DATA ROWS —
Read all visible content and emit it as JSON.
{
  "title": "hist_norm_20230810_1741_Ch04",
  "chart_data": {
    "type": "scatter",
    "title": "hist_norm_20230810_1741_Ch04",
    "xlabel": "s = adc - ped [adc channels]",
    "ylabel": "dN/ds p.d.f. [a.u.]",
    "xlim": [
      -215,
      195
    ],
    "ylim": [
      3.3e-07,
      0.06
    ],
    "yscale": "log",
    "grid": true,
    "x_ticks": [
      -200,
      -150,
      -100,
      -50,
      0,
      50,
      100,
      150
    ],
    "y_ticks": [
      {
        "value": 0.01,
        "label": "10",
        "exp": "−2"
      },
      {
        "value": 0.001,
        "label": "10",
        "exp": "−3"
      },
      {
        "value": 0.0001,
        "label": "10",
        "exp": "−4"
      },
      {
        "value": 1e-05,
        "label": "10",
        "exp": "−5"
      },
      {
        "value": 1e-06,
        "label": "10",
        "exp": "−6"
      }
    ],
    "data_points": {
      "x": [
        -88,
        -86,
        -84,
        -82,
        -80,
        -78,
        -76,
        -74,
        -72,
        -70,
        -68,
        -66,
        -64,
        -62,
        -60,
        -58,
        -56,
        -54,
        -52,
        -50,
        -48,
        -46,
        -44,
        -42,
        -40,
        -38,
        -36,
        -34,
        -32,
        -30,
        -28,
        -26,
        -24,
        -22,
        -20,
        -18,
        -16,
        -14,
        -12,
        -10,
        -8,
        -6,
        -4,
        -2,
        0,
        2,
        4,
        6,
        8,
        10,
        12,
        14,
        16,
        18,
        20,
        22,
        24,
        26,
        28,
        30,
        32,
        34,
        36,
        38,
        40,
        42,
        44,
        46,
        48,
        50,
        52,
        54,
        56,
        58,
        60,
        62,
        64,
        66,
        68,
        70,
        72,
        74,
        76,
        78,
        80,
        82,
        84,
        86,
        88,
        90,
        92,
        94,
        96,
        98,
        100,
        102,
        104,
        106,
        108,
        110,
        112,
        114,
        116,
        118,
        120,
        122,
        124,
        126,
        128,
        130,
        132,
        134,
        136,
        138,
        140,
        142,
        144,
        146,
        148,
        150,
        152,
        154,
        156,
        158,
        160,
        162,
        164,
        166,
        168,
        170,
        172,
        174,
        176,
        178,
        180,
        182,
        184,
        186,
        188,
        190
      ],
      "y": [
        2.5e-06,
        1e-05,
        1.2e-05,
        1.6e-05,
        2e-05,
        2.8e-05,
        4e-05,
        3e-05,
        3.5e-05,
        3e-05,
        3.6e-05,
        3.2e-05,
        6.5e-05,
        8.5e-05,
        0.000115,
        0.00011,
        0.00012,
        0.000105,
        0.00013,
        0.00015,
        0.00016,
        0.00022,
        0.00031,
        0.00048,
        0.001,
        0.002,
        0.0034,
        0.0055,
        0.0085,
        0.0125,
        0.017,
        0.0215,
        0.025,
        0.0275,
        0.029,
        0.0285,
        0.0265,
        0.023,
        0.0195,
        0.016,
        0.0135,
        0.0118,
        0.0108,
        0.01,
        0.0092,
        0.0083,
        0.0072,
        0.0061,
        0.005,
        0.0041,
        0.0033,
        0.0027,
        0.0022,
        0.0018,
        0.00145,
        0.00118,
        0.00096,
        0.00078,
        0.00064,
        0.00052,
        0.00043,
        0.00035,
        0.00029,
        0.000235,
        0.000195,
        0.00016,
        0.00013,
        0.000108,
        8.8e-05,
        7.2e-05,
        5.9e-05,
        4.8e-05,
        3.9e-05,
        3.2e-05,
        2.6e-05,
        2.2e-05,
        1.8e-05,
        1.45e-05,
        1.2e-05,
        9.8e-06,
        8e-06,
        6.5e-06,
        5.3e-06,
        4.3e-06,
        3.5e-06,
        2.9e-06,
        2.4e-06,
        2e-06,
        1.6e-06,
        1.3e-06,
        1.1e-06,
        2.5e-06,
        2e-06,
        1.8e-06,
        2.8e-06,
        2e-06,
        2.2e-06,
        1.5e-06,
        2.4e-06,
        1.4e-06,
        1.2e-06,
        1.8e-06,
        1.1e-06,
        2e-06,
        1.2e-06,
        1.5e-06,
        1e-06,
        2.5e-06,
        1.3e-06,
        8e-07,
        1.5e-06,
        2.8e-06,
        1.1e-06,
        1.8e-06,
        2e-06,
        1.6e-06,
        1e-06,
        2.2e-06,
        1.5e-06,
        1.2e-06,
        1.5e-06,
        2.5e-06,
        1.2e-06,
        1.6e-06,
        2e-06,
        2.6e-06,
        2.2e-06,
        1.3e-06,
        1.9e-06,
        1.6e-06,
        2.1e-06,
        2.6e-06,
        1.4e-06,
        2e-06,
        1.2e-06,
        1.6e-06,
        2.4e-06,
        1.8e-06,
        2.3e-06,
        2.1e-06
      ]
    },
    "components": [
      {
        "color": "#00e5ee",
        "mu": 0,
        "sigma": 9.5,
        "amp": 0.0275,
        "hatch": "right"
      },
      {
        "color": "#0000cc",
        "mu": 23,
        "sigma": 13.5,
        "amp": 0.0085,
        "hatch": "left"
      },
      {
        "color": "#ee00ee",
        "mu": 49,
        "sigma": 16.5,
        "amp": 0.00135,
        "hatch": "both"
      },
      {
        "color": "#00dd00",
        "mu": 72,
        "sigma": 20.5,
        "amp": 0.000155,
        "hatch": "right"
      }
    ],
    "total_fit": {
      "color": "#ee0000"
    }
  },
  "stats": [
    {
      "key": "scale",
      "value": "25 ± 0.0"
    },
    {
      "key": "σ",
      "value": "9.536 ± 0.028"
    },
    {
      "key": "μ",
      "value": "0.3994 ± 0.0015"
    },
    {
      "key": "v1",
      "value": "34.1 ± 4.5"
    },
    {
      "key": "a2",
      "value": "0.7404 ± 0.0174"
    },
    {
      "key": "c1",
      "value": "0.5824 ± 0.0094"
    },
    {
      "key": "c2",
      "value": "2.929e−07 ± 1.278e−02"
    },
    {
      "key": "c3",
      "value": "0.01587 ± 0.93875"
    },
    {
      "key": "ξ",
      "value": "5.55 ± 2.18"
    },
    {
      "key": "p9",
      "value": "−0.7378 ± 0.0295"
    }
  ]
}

SHORT PROBLEM — Recopy the entries above exactly, with every line included.

WORKED SOLUTION —
Read all visible content and emit it as JSON.
{
  "title": "hist_norm_20230810_1741_Ch04",
  "chart_data": {
    "type": "scatter",
    "title": "hist_norm_20230810_1741_Ch04",
    "xlabel": "s = adc - ped [adc channels]",
    "ylabel": "dN/ds p.d.f. [a.u.]",
    "xlim": [
      -215,
      195
    ],
    "ylim": [
      3.3e-07,
      0.06
    ],
    "yscale": "log",
    "grid": true,
    "x_ticks": [
      -200,
      -150,
      -100,
      -50,
      0,
      50,
      100,
      150
    ],
    "y_ticks": [
      {
        "value": 0.01,
        "label": "10",
        "exp": "−2"
      },
      {
        "value": 0.001,
        "label": "10",
        "exp": "−3"
      },
      {
        "value": 0.0001,
        "label": "10",
        "exp": "−4"
      },
      {
        "value": 1e-05,
        "label": "10",
        "exp": "−5"
      },
      {
        "value": 1e-06,
        "label": "10",
        "exp": "−6"
      }
    ],
    "data_points": {
      "x": [
        -88,
        -86,
        -84,
        -82,
        -80,
        -78,
        -76,
        -74,
        -72,
        -70,
        -68,
        -66,
        -64,
        -62,
        -60,
        -58,
        -56,
        -54,
        -52,
        -50,
        -48,
        -46,
        -44,
        -42,
        -40,
        -38,
        -36,
        -34,
        -32,
        -30,
        -28,
        -26,
        -24,
        -22,
        -20,
        -18,
        -16,
        -14,
        -12,
        -10,
        -8,
        -6,
        -4,
        -2,
        0,
        2,
        4,
        6,
        8,
        10,
        12,
        14,
        16,
        18,
        20,
        22,
        24,
        26,
        28,
        30,
        32,
        34,
        36,
        38,
        40,
        42,
        44,
        46,
        48,
        50,
        52,
        54,
        56,
        58,
        60,
        62,
        64,
        66,
        68,
        70,
        72,
        74,
        76,
        78,
        80,
        82,
        84,
        86,
        88,
        90,
        92,
        94,
        96,
        98,
        100,
        102,
        104,
        106,
        108,
        110,
        112,
        114,
        116,
        118,
        120,
        122,
        124,
        126,
        128,
        130,
        132,
        134,
        136,
        138,
        140,
        142,
        144,
        146,
        148,
        150,
        152,
        154,
        156,
        158,
        160,
        162,
        164,
        166,
        168,
        170,
        172,
        174,
        176,
        178,
        180,
        182,
        184,
        186,
        188,
        190
      ],
      "y": [
        2.5e-06,
        1e-05,
        1.2e-05,
        1.6e-05,
        2e-05,
        2.8e-05,
        4e-05,
        3e-05,
        3.5e-05,
        3e-05,
        3.6e-05,
        3.2e-05,
        6.5e-05,
        8.5e-05,
        0.000115,
        0.00011,
        0.00012,
        0.000105,
        0.00013,
        0.00015,
        0.00016,
        0.00022,
        0.00031,
        0.00048,
        0.001,
        0.002,
        0.0034,
        0.0055,
        0.0085,
        0.0125,
        0.017,
        0.0215,
        0.025,
        0.0275,
        0.029,
        0.0285,
        0.0265,
        0.023,
        0.0195,
        0.016,
        0.0135,
        0.0118,
        0.0108,
        0.01,
        0.0092,
        0.0083,
        0.0072,
        0.0061,
        0.005,
        0.0041,
        0.0033,
        0.0027,
        0.0022,
        0.0018,
        0.00145,
        0.00118,
        0.00096,
        0.00078,
        0.00064,
        0.00052,
        0.00043,
        0.00035,
        0.00029,
        0.000235,
        0.000195,
        0.00016,
        0.00013,
        0.000108,
        8.8e-05,
        7.2e-05,
        5.9e-05,
        4.8e-05,
        3.9e-05,
        3.2e-05,
        2.6e-05,
        2.2e-05,
        1.8e-05,
        1.45e-05,
        1.2e-05,
        9.8e-06,
        8e-06,
        6.5e-06,
        5.3e-06,
        4.3e-06,
        3.5e-06,
        2.9e-06,
        2.4e-06,
        2e-06,
        1.6e-06,
        1.3e-06,
        1.1e-06,
        2.5e-06,
        2e-06,
        1.8e-06,
        2.8e-06,
        2e-06,
        2.2e-06,
        1.5e-06,
        2.4e-06,
        1.4e-06,
        1.2e-06,
        1.8e-06,
        1.1e-06,
        2e-06,
        1.2e-06,
        1.5e-06,
        1e-06,
        2.5e-06,
        1.3e-06,
        8e-07,
        1.5e-06,
        2.8e-06,
        1.1e-06,
        1.8e-06,
        2e-06,
        1.6e-06,
        1e-06,
        2.2e-06,
        1.5e-06,
        1.2e-06,
        1.5e-06,
        2.5e-06,
        1.2e-06,
        1.6e-06,
        2e-06,
        2.6e-06,
        2.2e-06,
        1.3e-06,
        1.9e-06,
        1.6e-06,
        2.1e-06,
        2.6e-06,
        1.4e-06,
        2e-06,
        1.2e-06,
        1.6e-06,
        2.4e-06,
        1.8e-06,
        2.3e-06,
        2.1e-06
      ]
    },
    "components": [
      {
        "color": "#00e5ee",
        "mu": 0,
        "sigma": 9.5,
        "amp": 0.0275,
        "hatch": "right"
      },
      {
        "color": "#0000cc",
        "mu": 23,
        "sigma": 13.5,
        "amp": 0.0085,
        "hatch": "left"
      },
      {
        "color": "#ee00ee",
        "mu": 49,
        "sigma": 16.5,
        "amp": 0.00135,
        "hatch": "both"
      },
      {
        "color": "#00dd00",
        "mu": 72,
        "sigma": 20.5,
        "amp": 0.000155,
        "hatch": "right"
      }
    ],
    "total_fit": {
      "color": "#ee0000"
    }
  },
  "stats": [
    {
      "key": "scale",
      "value": "25 ± 0.0"
    },
    {
      "key": "σ",
      "value": "9.536 ± 0.028"
    },
    {
      "key": "μ",
      "value": "0.3994 ± 0.0015"
    },
    {
      "key": "v1",
      "value": "34.1 ± 4.5"
    },
    {
      "key": "a2",
      "value": "0.7404 ± 0.0174"
    },
    {
      "key": "c1",
      "value": "0.5824 ± 0.0094"
    },
    {
      "key": "c2",
      "value": "2.929e−07 ± 1.278e−02"
    },
    {
      "key": "c3",
      "value": "0.01587 ± 0.93875"
    },
    {
      "key": "ξ",
      "value": "5.55 ± 2.18"
    },
    {
      "key": "p9",
      "value": "−0.7378 ± 0.0295"
    }
  ]
}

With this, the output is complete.